> Aim
Repeat the material exactly, every line of it.

> Items
## BEGIN

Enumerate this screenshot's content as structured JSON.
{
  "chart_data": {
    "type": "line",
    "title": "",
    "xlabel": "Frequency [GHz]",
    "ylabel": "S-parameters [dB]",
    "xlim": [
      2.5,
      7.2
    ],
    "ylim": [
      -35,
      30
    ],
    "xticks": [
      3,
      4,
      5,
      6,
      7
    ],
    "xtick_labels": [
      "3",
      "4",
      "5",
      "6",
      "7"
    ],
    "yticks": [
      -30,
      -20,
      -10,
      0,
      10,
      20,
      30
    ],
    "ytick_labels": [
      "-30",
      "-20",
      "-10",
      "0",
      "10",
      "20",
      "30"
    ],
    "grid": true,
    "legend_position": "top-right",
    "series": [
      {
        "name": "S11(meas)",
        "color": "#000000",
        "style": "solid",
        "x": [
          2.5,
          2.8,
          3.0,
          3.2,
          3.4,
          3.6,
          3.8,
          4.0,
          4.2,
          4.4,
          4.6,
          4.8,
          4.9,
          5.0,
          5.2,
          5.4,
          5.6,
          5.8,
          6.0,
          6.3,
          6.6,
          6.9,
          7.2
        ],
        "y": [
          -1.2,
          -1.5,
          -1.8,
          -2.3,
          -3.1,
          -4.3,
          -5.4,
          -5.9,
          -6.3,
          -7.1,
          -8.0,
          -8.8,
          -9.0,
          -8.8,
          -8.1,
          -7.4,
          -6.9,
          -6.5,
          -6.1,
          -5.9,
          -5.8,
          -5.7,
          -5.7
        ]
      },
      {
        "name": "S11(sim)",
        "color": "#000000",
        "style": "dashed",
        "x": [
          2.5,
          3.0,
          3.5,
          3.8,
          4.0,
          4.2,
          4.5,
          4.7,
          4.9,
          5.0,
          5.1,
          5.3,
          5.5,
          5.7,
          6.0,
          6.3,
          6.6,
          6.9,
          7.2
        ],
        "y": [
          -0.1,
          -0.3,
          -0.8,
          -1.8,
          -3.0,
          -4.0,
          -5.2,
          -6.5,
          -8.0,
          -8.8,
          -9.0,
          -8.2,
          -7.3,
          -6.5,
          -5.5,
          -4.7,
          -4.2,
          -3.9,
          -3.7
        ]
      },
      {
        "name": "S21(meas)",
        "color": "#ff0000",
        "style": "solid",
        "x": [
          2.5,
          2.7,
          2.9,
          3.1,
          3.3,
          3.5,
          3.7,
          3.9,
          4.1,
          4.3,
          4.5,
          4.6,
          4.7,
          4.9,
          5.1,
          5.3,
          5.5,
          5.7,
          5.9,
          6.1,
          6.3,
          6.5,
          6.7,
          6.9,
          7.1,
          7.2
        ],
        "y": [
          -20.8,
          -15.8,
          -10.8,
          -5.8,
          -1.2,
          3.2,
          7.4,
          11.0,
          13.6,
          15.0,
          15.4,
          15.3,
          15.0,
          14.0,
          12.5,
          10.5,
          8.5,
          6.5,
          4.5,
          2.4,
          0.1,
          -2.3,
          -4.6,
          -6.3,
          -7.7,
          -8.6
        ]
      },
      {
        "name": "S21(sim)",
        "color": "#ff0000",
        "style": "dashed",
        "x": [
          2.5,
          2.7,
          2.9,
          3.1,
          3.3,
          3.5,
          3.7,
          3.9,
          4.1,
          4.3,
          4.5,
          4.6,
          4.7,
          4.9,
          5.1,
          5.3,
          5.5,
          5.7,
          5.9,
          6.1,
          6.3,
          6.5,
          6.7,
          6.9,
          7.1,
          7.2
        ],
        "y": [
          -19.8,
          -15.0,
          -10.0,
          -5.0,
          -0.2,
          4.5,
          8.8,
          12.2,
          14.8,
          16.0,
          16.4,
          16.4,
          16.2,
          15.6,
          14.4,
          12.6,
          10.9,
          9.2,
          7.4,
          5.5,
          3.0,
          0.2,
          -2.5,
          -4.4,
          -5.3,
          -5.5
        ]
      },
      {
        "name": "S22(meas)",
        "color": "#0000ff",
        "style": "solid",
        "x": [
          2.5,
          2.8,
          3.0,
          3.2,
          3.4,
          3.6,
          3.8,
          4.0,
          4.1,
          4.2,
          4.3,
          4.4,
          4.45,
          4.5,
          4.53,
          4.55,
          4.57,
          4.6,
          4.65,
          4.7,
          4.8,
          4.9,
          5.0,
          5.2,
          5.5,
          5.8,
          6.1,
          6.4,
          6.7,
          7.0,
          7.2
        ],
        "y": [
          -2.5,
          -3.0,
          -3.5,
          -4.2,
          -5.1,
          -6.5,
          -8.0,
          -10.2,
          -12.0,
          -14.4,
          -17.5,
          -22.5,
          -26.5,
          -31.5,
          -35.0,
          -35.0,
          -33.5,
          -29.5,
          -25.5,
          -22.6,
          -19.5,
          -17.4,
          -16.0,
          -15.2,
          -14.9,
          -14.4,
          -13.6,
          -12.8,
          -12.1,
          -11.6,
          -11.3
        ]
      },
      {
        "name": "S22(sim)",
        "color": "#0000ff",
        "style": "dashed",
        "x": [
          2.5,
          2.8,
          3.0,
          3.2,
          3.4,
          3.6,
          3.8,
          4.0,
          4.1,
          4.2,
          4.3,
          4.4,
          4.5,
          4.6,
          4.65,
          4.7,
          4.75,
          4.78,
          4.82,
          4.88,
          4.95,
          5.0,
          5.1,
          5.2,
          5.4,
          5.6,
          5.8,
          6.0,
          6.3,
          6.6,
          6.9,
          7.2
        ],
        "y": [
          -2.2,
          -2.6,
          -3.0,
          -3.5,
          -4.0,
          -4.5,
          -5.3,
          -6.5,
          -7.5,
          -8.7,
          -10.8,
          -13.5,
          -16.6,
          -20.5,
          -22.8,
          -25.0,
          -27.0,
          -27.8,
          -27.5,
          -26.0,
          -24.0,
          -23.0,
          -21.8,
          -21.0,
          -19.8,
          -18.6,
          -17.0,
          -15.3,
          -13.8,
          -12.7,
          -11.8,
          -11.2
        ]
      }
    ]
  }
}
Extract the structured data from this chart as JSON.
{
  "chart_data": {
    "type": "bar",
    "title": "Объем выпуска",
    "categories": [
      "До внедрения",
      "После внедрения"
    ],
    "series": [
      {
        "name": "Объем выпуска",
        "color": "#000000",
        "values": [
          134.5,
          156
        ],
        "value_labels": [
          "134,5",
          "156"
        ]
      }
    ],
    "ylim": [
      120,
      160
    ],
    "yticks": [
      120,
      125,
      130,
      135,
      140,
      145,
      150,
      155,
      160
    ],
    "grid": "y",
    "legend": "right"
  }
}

## END

> Exercise result
Enumerate this screenshot's content as structured JSON.
{
  "chart_data": {
    "type": "line",
    "title": "",
    "xlabel": "Frequency [GHz]",
    "ylabel": "S-parameters [dB]",
    "xlim": [
      2.5,
      7.2
    ],
    "ylim": [
      -35,
      30
    ],
    "xticks": [
      3,
      4,
      5,
      6,
      7
    ],
    "xtick_labels": [
      "3",
      "4",
      "5",
      "6",
      "7"
    ],
    "yticks": [
      -30,
      -20,
      -10,
      0,
      10,
      20,
      30
    ],
    "ytick_labels": [
      "-30",
      "-20",
      "-10",
      "0",
      "10",
      "20",
      "30"
    ],
    "grid": true,
    "legend_position": "top-right",
    "series": [
      {
        "name": "S11(meas)",
        "color": "#000000",
        "style": "solid",
        "x": [
          2.5,
          2.8,
          3.0,
          3.2,
          3.4,
          3.6,
          3.8,
          4.0,
          4.2,
          4.4,
          4.6,
          4.8,
          4.9,
          5.0,
          5.2,
          5.4,
          5.6,
          5.8,
          6.0,
          6.3,
          6.6,
          6.9,
          7.2
        ],
        "y": [
          -1.2,
          -1.5,
          -1.8,
          -2.3,
          -3.1,
          -4.3,
          -5.4,
          -5.9,
          -6.3,
          -7.1,
          -8.0,
          -8.8,
          -9.0,
          -8.8,
          -8.1,
          -7.4,
          -6.9,
          -6.5,
          -6.1,
          -5.9,
          -5.8,
          -5.7,
          -5.7
        ]
      },
      {
        "name": "S11(sim)",
        "color": "#000000",
        "style": "dashed",
        "x": [
          2.5,
          3.0,
          3.5,
          3.8,
          4.0,
          4.2,
          4.5,
          4.7,
          4.9,
          5.0,
          5.1,
          5.3,
          5.5,
          5.7,
          6.0,
          6.3,
          6.6,
          6.9,
          7.2
        ],
        "y": [
          -0.1,
          -0.3,
          -0.8,
          -1.8,
          -3.0,
          -4.0,
          -5.2,
          -6.5,
          -8.0,
          -8.8,
          -9.0,
          -8.2,
          -7.3,
          -6.5,
          -5.5,
          -4.7,
          -4.2,
          -3.9,
          -3.7
        ]
      },
      {
        "name": "S21(meas)",
        "color": "#ff0000",
        "style": "solid",
        "x": [
          2.5,
          2.7,
          2.9,
          3.1,
          3.3,
          3.5,
          3.7,
          3.9,
          4.1,
          4.3,
          4.5,
          4.6,
          4.7,
          4.9,
          5.1,
          5.3,
          5.5,
          5.7,
          5.9,
          6.1,
          6.3,
          6.5,
          6.7,
          6.9,
          7.1,
          7.2
        ],
        "y": [
          -20.8,
          -15.8,
          -10.8,
          -5.8,
          -1.2,
          3.2,
          7.4,
          11.0,
          13.6,
          15.0,
          15.4,
          15.3,
          15.0,
          14.0,
          12.5,
          10.5,
          8.5,
          6.5,
          4.5,
          2.4,
          0.1,
          -2.3,
          -4.6,
          -6.3,
          -7.7,
          -8.6
        ]
      },
      {
        "name": "S21(sim)",
        "color": "#ff0000",
        "style": "dashed",
        "x": [
          2.5,
          2.7,
          2.9,
          3.1,
          3.3,
          3.5,
          3.7,
          3.9,
          4.1,
          4.3,
          4.5,
          4.6,
          4.7,
          4.9,
          5.1,
          5.3,
          5.5,
          5.7,
          5.9,
          6.1,
          6.3,
          6.5,
          6.7,
          6.9,
          7.1,
          7.2
        ],
        "y": [
          -19.8,
          -15.0,
          -10.0,
          -5.0,
          -0.2,
          4.5,
          8.8,
          12.2,
          14.8,
          16.0,
          16.4,
          16.4,
          16.2,
          15.6,
          14.4,
          12.6,
          10.9,
          9.2,
          7.4,
          5.5,
          3.0,
          0.2,
          -2.5,
          -4.4,
          -5.3,
          -5.5
        ]
      },
      {
        "name": "S22(meas)",
        "color": "#0000ff",
        "style": "solid",
        "x": [
          2.5,
          2.8,
          3.0,
          3.2,
          3.4,
          3.6,
          3.8,
          4.0,
          4.1,
          4.2,
          4.3,
          4.4,
          4.45,
          4.5,
          4.53,
          4.55,
          4.57,
          4.6,
          4.65,
          4.7,
          4.8,
          4.9,
          5.0,
          5.2,
          5.5,
          5.8,
          6.1,
          6.4,
          6.7,
          7.0,
          7.2
        ],
        "y": [
          -2.5,
          -3.0,
          -3.5,
          -4.2,
          -5.1,
          -6.5,
          -8.0,
          -10.2,
          -12.0,
          -14.4,
          -17.5,
          -22.5,
          -26.5,
          -31.5,
          -35.0,
          -35.0,
          -33.5,
          -29.5,
          -25.5,
          -22.6,
          -19.5,
          -17.4,
          -16.0,
          -15.2,
          -14.9,
          -14.4,
          -13.6,
          -12.8,
          -12.1,
          -11.6,
          -11.3
        ]
      },
      {
        "name": "S22(sim)",
        "color": "#0000ff",
        "style": "dashed",
        "x": [
          2.5,
          2.8,
          3.0,
          3.2,
          3.4,
          3.6,
          3.8,
          4.0,
          4.1,
          4.2,
          4.3,
          4.4,
          4.5,
          4.6,
          4.65,
          4.7,
          4.75,
          4.78,
          4.82,
          4.88,
          4.95,
          5.0,
          5.1,
          5.2,
          5.4,
          5.6,
          5.8,
          6.0,
          6.3,
          6.6,
          6.9,
          7.2
        ],
        "y": [
          -2.2,
          -2.6,
          -3.0,
          -3.5,
          -4.0,
          -4.5,
          -5.3,
          -6.5,
          -7.5,
          -8.7,
          -10.8,
          -13.5,
          -16.6,
          -20.5,
          -22.8,
          -25.0,
          -27.0,
          -27.8,
          -27.5,
          -26.0,
          -24.0,
          -23.0,
          -21.8,
          -21.0,
          -19.8,
          -18.6,
          -17.0,
          -15.3,
          -13.8,
          -12.7,
          -11.8,
          -11.2
        ]
      }
    ]
  }
}
Extract the structured data from this chart as JSON.
{
  "chart_data": {
    "type": "bar",
    "title": "Объем выпуска",
    "categories": [
      "До внедрения",
      "После внедрения"
    ],
    "series": [
      {
        "name": "Объем выпуска",
        "color": "#000000",
        "values": [
          134.5,
          156
        ],
        "value_labels": [
          "134,5",
          "156"
        ]
      }
    ],
    "ylim": [
      120,
      160
    ],
    "yticks": [
      120,
      125,
      130,
      135,
      140,
      145,
      150,
      155,
      160
    ],
    "grid": "y",
    "legend": "right"
  }
}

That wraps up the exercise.